Recorded data:
┄┄┄┄┄┄┄┄┄┄┄┄┄┄┄┄┄┄┄┄

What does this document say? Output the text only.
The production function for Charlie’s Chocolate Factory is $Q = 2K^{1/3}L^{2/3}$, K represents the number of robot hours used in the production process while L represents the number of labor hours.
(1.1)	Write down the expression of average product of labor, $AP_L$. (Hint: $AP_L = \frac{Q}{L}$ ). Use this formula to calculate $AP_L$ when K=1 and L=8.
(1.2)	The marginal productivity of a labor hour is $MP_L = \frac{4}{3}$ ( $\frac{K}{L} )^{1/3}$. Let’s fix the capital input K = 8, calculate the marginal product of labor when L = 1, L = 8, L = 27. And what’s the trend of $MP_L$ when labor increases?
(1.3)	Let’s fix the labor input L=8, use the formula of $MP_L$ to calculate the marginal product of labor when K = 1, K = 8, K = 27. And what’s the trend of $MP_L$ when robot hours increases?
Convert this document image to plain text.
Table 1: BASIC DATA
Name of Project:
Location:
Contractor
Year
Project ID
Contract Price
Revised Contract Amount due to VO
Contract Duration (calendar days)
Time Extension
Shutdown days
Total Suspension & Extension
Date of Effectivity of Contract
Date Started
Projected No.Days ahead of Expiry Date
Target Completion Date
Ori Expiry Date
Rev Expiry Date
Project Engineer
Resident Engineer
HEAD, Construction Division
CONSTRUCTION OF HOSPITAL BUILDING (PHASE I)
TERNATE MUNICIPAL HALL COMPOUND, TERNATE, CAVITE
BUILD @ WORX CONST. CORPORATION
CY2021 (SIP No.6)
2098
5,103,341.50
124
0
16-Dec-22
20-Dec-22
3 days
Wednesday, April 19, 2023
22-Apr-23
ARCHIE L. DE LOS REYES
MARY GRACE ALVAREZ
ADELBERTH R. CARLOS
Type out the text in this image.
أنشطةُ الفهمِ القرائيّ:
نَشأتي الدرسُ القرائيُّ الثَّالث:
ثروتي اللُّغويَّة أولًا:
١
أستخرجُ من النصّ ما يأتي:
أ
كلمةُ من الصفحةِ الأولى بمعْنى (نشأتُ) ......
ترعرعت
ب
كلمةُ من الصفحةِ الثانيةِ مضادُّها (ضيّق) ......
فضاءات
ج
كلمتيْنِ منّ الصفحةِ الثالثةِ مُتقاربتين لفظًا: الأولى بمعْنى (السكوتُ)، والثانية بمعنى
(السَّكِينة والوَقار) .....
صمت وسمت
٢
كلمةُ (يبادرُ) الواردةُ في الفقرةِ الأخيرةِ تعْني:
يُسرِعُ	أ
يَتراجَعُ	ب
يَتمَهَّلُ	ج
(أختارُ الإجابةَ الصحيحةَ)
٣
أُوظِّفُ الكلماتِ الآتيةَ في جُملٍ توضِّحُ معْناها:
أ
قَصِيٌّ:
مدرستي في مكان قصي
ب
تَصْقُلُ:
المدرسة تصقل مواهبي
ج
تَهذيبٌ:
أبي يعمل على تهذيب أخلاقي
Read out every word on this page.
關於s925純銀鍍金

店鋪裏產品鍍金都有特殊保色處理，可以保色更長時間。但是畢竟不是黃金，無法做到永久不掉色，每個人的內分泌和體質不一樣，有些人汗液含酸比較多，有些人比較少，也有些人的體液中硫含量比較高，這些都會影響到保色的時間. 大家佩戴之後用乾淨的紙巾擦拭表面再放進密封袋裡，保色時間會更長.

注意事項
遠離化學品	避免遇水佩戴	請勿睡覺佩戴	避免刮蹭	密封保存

┄┄┄┄┄┄┄┄┄┄┄┄┄┄┄┄┄┄┄┄

Exercise directions:
Tally the lines containing "increases". Provide the number without any other words.

Written solution:
2